═════ Supplied data

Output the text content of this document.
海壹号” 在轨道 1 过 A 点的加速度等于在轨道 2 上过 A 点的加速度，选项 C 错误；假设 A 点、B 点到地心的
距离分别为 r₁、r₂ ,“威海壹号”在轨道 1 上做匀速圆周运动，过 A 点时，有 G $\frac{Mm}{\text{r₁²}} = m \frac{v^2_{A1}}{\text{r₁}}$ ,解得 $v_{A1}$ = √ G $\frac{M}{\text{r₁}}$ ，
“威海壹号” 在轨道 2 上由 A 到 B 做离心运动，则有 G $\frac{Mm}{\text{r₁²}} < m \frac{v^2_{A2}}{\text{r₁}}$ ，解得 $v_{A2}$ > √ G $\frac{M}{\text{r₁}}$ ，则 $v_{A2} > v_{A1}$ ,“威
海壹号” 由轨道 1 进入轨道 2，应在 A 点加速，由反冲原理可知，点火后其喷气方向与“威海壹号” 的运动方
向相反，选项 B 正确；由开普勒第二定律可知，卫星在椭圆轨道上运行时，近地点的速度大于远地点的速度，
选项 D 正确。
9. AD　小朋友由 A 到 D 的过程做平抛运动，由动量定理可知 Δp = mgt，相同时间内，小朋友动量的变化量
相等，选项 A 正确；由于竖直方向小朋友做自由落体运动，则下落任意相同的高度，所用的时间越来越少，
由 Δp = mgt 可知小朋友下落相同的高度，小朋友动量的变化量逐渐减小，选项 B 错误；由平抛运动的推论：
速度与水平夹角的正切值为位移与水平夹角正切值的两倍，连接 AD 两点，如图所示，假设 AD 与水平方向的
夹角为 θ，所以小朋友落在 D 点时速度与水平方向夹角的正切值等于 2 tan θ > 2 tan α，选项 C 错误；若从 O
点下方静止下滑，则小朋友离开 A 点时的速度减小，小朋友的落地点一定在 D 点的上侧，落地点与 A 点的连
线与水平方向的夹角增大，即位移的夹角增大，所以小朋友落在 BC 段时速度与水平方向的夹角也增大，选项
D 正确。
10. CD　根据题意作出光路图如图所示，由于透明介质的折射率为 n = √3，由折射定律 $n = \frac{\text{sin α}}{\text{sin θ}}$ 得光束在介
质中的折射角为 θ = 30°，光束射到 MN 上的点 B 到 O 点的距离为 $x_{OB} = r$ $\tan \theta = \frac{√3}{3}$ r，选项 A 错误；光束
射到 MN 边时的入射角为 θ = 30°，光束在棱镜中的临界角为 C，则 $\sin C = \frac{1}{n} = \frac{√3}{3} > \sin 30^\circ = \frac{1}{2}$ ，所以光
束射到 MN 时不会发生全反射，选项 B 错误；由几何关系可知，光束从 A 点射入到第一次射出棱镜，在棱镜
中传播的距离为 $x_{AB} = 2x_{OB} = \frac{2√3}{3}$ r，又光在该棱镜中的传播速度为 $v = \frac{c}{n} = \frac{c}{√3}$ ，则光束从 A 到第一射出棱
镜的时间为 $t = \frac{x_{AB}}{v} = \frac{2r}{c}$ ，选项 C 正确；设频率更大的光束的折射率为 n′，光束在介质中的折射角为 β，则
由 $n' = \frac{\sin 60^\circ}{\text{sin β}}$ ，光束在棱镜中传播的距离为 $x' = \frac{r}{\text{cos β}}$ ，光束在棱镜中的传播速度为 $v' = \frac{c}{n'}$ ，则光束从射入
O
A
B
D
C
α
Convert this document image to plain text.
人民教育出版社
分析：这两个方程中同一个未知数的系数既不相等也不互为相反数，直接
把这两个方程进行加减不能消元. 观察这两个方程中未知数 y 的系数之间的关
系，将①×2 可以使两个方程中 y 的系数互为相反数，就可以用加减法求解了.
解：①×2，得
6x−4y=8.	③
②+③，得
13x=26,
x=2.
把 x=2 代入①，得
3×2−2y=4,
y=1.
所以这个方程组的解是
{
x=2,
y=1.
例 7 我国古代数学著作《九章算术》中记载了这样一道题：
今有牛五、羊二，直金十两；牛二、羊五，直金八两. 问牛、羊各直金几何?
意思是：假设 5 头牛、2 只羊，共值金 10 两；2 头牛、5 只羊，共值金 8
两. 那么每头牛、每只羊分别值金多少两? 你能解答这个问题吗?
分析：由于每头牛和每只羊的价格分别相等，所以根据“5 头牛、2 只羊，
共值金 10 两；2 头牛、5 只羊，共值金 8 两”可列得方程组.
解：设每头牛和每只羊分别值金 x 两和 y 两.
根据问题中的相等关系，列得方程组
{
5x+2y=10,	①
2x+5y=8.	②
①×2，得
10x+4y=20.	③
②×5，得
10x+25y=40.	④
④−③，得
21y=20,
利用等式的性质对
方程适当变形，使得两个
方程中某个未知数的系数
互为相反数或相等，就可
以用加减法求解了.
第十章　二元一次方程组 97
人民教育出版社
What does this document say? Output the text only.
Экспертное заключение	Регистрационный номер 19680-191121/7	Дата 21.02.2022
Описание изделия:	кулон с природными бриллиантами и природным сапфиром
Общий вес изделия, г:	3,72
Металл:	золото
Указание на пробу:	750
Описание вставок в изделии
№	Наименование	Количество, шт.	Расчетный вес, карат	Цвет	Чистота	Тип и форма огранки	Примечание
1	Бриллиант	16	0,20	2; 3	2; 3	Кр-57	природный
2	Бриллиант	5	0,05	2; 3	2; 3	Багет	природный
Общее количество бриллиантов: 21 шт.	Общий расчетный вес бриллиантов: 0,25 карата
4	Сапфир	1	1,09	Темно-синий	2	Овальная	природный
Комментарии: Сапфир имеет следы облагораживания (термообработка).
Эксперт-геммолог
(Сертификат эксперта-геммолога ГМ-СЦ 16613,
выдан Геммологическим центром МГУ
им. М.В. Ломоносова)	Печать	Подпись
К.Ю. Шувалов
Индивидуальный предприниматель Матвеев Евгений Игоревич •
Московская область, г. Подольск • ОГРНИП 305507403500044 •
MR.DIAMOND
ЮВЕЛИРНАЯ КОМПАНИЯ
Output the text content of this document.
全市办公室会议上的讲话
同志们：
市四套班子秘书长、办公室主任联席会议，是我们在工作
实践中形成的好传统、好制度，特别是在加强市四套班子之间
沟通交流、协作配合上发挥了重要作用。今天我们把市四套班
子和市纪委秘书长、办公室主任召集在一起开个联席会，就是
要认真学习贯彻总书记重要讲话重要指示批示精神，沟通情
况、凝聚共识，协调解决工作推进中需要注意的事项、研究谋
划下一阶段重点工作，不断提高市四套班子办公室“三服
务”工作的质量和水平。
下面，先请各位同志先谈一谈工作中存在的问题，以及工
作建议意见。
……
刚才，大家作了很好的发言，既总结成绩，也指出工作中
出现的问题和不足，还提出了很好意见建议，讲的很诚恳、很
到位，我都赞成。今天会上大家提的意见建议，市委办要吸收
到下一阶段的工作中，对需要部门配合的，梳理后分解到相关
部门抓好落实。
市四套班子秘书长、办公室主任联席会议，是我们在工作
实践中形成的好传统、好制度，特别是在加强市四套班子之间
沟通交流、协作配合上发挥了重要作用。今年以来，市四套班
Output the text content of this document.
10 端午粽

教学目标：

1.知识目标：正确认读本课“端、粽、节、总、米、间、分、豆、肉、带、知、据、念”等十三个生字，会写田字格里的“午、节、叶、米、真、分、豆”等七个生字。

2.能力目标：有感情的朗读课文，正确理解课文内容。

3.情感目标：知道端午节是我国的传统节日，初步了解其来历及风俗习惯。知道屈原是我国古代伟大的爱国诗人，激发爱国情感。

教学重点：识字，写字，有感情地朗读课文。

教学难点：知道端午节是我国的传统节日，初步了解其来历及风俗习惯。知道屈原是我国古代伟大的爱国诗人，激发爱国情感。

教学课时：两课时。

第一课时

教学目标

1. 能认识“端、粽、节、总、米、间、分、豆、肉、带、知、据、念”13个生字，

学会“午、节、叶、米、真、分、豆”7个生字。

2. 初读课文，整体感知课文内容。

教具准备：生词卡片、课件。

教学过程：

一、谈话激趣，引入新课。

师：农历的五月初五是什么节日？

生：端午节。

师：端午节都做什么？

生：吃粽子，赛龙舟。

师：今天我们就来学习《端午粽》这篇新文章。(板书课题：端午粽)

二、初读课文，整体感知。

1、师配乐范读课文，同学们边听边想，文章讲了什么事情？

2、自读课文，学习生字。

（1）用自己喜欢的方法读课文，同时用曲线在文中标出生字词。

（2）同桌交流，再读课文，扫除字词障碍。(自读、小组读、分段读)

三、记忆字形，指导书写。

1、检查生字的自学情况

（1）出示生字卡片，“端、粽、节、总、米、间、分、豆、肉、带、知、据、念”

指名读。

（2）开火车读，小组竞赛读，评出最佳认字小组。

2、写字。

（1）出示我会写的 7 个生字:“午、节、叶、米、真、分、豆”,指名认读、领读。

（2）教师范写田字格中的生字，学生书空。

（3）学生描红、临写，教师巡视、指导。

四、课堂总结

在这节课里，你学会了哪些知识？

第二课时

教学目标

══════════

• **Your goal**
From the entries above, copy every line that holds the word "知道屈原是我国古代伟大的爱国诗人".

• **Response below**
3.情感目标：知道端午节是我国的传统节日，初步了解其来历及风俗习惯。知道屈原是我国古代伟大的爱国诗人，激发爱国情感。
教学难点：知道端午节是我国的传统节日，初步了解其来历及风俗习惯。知道屈原是我国古代伟大的爱国诗人，激发爱国情感。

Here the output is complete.